▶ PROBLEM
Search the entries for the word "сдачи" and pull out each line that has it.

▶ INFORMATION GIVEN

>> START

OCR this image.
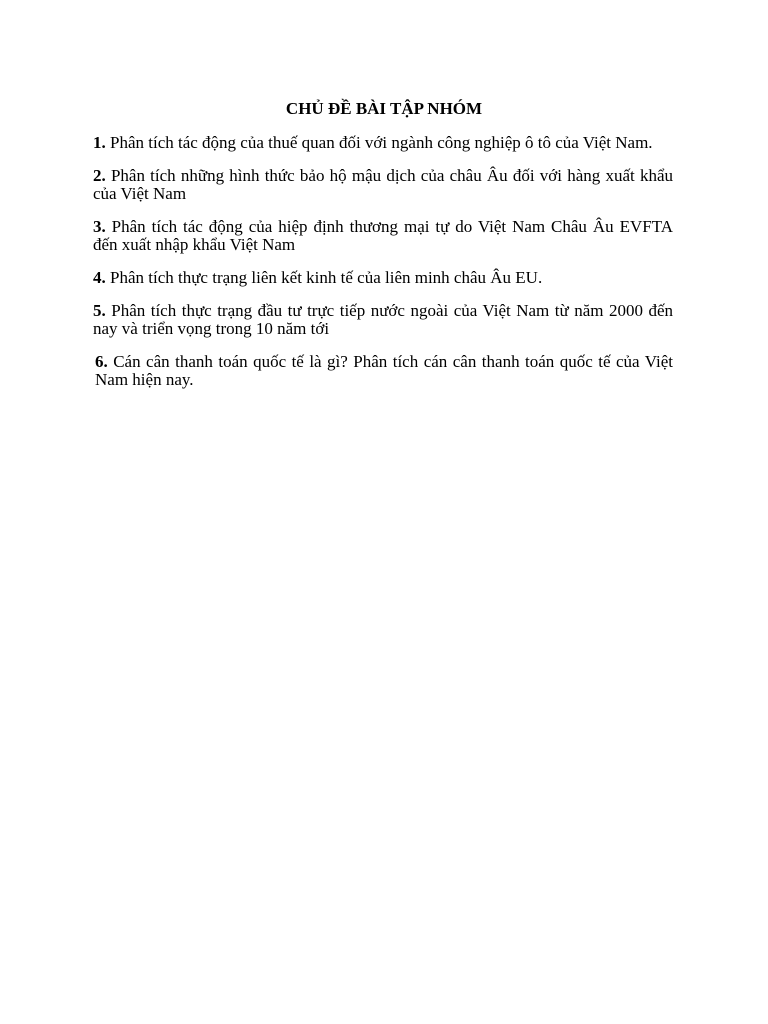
CHỦ ĐỀ BÀI TẬP NHÓM

1. Phân tích tác động của thuế quan đối với ngành công nghiệp ô tô của Việt Nam.

2. Phân tích những hình thức bảo hộ mậu dịch của châu Âu đối với hàng xuất khẩu của Việt Nam

3. Phân tích tác động của hiệp định thương mại tự do Việt Nam Châu Âu EVFTA đến xuất nhập khẩu Việt Nam

4. Phân tích thực trạng liên kết kinh tế của liên minh châu Âu EU.

5. Phân tích thực trạng đầu tư trực tiếp nước ngoài của Việt Nam từ năm 2000 đến nay và triển vọng trong 10 năm tới

6. Cán cân thanh toán quốc tế là gì? Phân tích cán cân thanh toán quốc tế của Việt Nam hiện nay.
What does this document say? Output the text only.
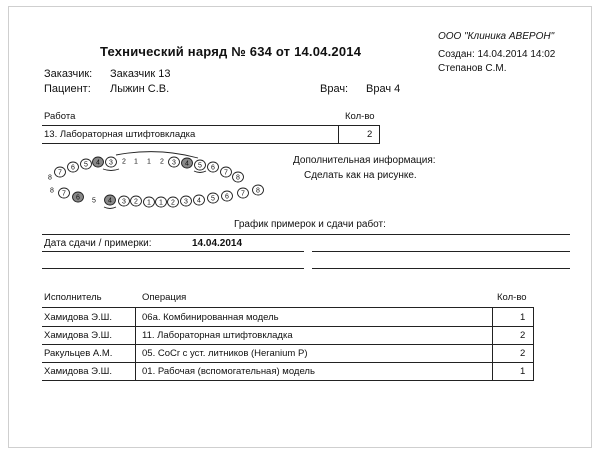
Технический наряд № 634 от 14.04.2014
ООО "Клиника АВЕРОН"
Создан: 14.04.2014 14:02
Степанов С.М.
Заказчик: Заказчик 13
Пациент: Лыжин С.В.	Врач: Врач 4
Работа	Кол-во
13. Лабораторная штифтовкладка	2
Дополнительная информация:
Сделать как на рисунке.
8
7
6 5 4 3 2 1 1 2 3 4 5 6
7
8
8 7
6 5 4 3 2 1 1 2 3 4 5 6 7 8
График примерок и сдачи работ:
Дата сдачи / примерки:	14.04.2014
Исполнитель	Операция	Кол-во
Хамидова Э.Ш.	06а. Комбинированная модель	1
Хамидова Э.Ш.	11. Лабораторная штифтовкладка	2
Ракульцев А.М.	05. CoCr с уст. литников (Heranium P)	2
Хамидова Э.Ш.	01. Рабочая (вспомогательная) модель	1
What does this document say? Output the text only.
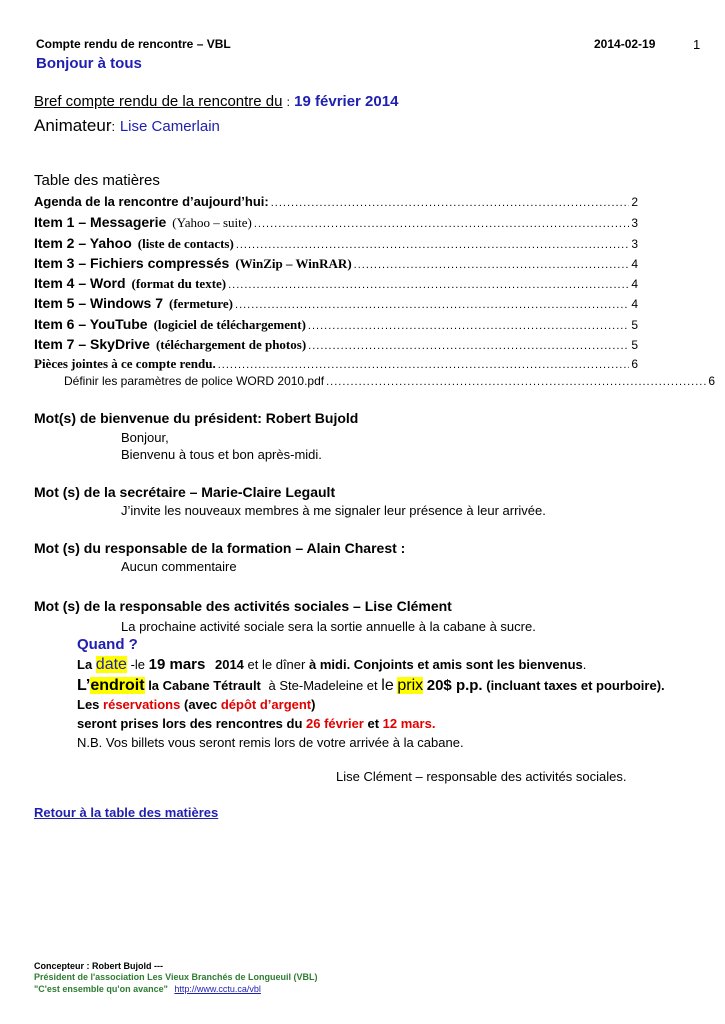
Compte rendu de rencontre – VBL	2014-02-19	1
Bonjour à tous
Bref compte rendu de la rencontre du : 19 février 2014
Animateur: Lise Camerlain
Table des matières
Agenda de la rencontre d’aujourd’hui: .....	2
Item 1 – Messagerie (Yahoo – suite) .....	3
Item 2 – Yahoo (liste de contacts) .....	3
Item 3 – Fichiers compressés (WinZip – WinRAR) .....	4
Item 4 – Word (format du texte) .....	4
Item 5 – Windows 7 (fermeture) .....	4
Item 6 – YouTube (logiciel de téléchargement) .....	5
Item 7 – SkyDrive (téléchargement de photos) .....	5
Pièces jointes à ce compte rendu. .....	6
Définir les paramètres de police WORD 2010.pdf .....	6
Mot(s) de bienvenue du président: Robert Bujold
Bonjour,
Bienvenu à tous et bon après-midi.
Mot (s) de la secrétaire – Marie-Claire Legault
J’invite les nouveaux membres à me signaler leur présence à leur arrivée.
Mot (s) du responsable de la formation – Alain Charest :
Aucun commentaire
Mot (s) de la responsable des activités sociales – Lise Clément
La prochaine activité sociale sera la sortie annuelle à la cabane à sucre.
Quand ?
La date -le 19 mars 2014 et le dîner à midi. Conjoints et amis sont les bienvenus.
L’endroit la Cabane Tétrault à Ste-Madeleine et le prix 20$ p.p. (incluant taxes et pourboire).
Les réservations (avec dépôt d’argent)
seront prises lors des rencontres du 26 février et 12 mars.
N.B. Vos billets vous seront remis lors de votre arrivée à la cabane.
Lise Clément – responsable des activités sociales.
Retour à la table des matières
Concepteur : Robert Bujold ---
Président de l'association Les Vieux Branchés de Longueuil (VBL)
"C'est ensemble qu'on avance" http://www.cctu.ca/vbl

>> END

▶ ANSWER IN FULL
График примерок и сдачи работ:
Дата сдачи / примерки:	14.04.2014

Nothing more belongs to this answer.